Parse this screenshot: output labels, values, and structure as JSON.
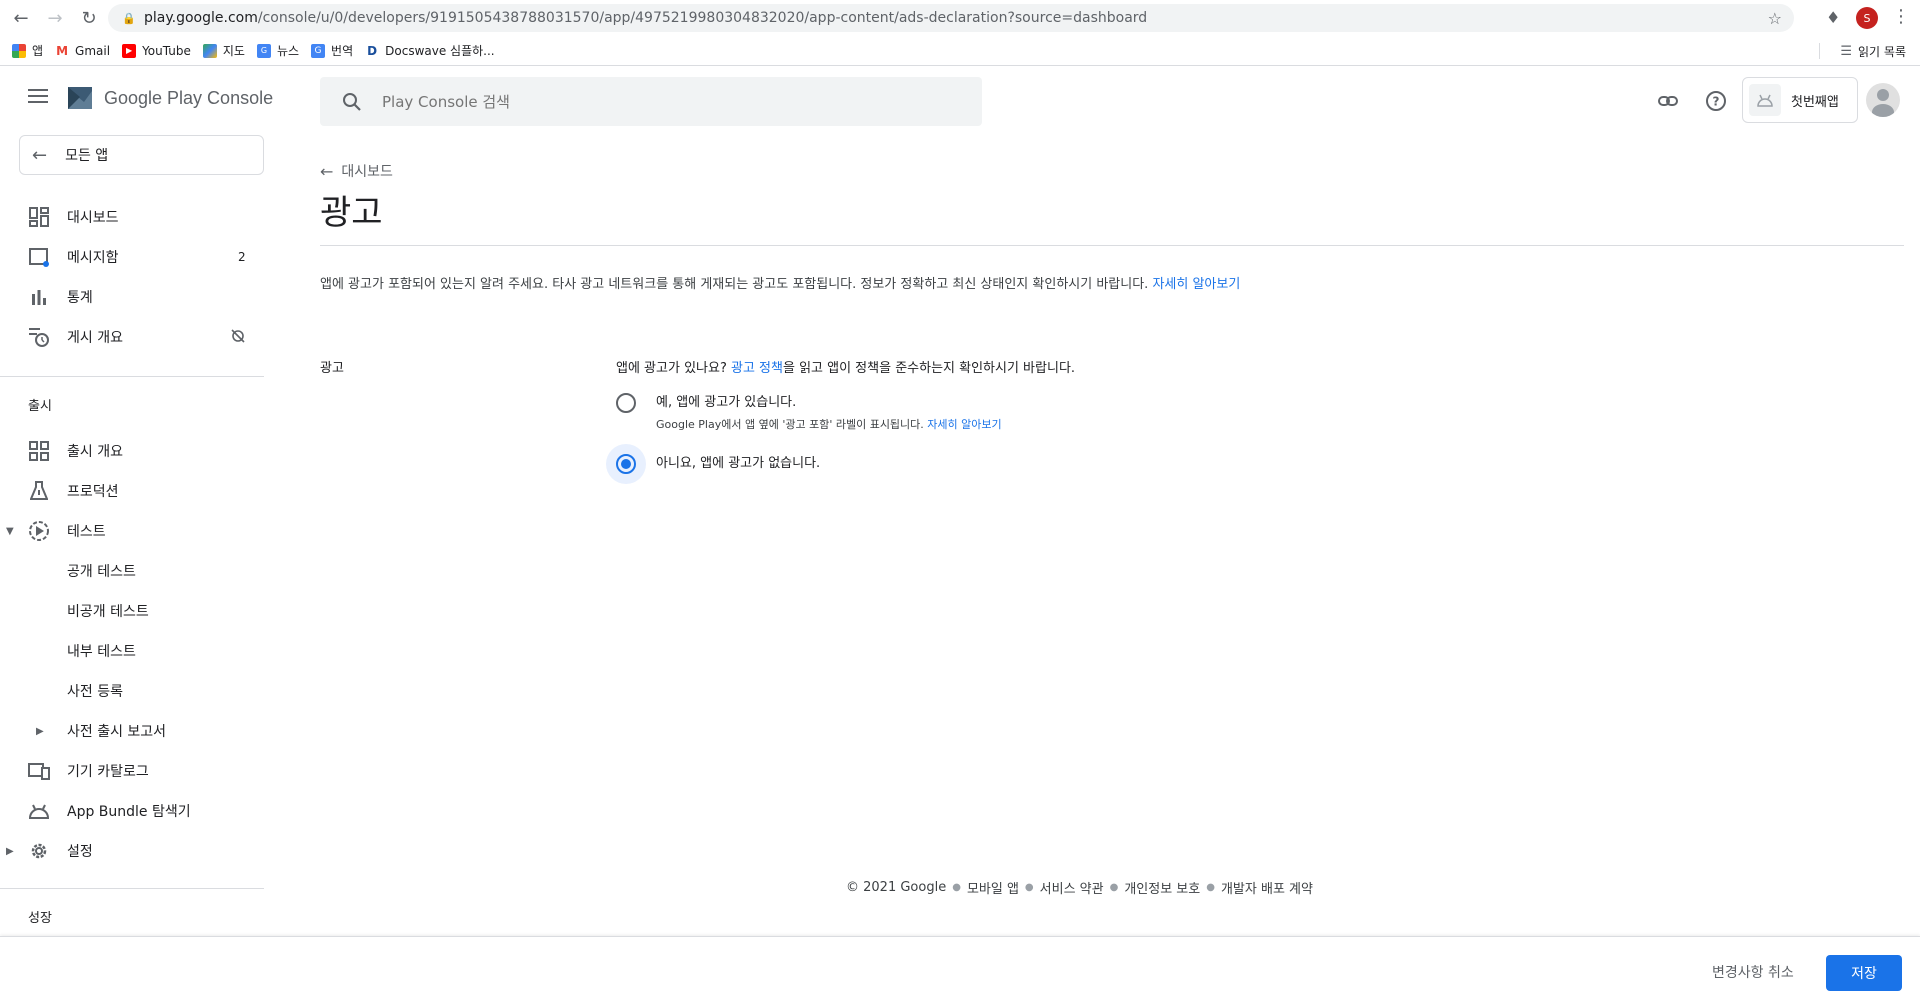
{
  "browser": {
    "url_host": "play.google.com",
    "url_path": "/console/u/0/developers/9191505438788031570/app/4975219980304832020/app-content/ads-declaration?source=dashboard",
    "profile_initial": "S",
    "bookmarks": [
      {
        "label": "앱"
      },
      {
        "label": "Gmail"
      },
      {
        "label": "YouTube"
      },
      {
        "label": "지도"
      },
      {
        "label": "뉴스"
      },
      {
        "label": "번역"
      },
      {
        "label": "Docswave 심플하..."
      }
    ],
    "reading_list": "읽기 목록"
  },
  "header": {
    "logo_text": "Google Play Console",
    "search_placeholder": "Play Console 검색",
    "app_name": "첫번째앱"
  },
  "sidebar": {
    "all_apps": "모든 앱",
    "items": [
      {
        "label": "대시보드"
      },
      {
        "label": "메시지함",
        "badge": "2"
      },
      {
        "label": "통계"
      },
      {
        "label": "게시 개요"
      }
    ],
    "release_section": "출시",
    "release_items": [
      {
        "label": "출시 개요"
      },
      {
        "label": "프로덕션"
      },
      {
        "label": "테스트"
      },
      {
        "label": "공개 테스트"
      },
      {
        "label": "비공개 테스트"
      },
      {
        "label": "내부 테스트"
      },
      {
        "label": "사전 등록"
      },
      {
        "label": "사전 출시 보고서"
      },
      {
        "label": "기기 카탈로그"
      },
      {
        "label": "App Bundle 탐색기"
      },
      {
        "label": "설정"
      }
    ],
    "growth_section": "성장"
  },
  "main": {
    "back_label": "대시보드",
    "title": "광고",
    "intro_text": "앱에 광고가 포함되어 있는지 알려 주세요. 타사 광고 네트워크를 통해 게재되는 광고도 포함됩니다. 정보가 정확하고 최신 상태인지 확인하시기 바랍니다.",
    "intro_link": "자세히 알아보기",
    "section_label": "광고",
    "question_prefix": "앱에 광고가 있나요?",
    "question_link": "광고 정책",
    "question_suffix": "을 읽고 앱이 정책을 준수하는지 확인하시기 바랍니다.",
    "options": [
      {
        "label": "예, 앱에 광고가 있습니다.",
        "help": "Google Play에서 앱 옆에 '광고 포함' 라벨이 표시됩니다.",
        "help_link": "자세히 알아보기",
        "selected": false
      },
      {
        "label": "아니요, 앱에 광고가 없습니다.",
        "selected": true
      }
    ]
  },
  "footer": {
    "copyright": "© 2021 Google",
    "links": [
      "모바일 앱",
      "서비스 약관",
      "개인정보 보호",
      "개발자 배포 계약"
    ]
  },
  "bottom_bar": {
    "discard_label": "변경사항 취소",
    "save_label": "저장"
  },
  "colors": {
    "accent": "#1a73e8",
    "text": "#202124",
    "muted": "#5f6368",
    "divider": "#dadce0"
  }
}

■ **EXERCISE OBJECTIVE**: Your task is to gather every line with the word "확인하시기" and copy it.

■ **ANSWER TO THE PROBLEM**:
    "intro_text": "앱에 광고가 포함되어 있는지 알려 주세요. 타사 광고 네트워크를 통해 게재되는 광고도 포함됩니다. 정보가 정확하고 최신 상태인지 확인하시기 바랍니다.",
    "question_suffix": "을 읽고 앱이 정책을 준수하는지 확인하시기 바랍니다.",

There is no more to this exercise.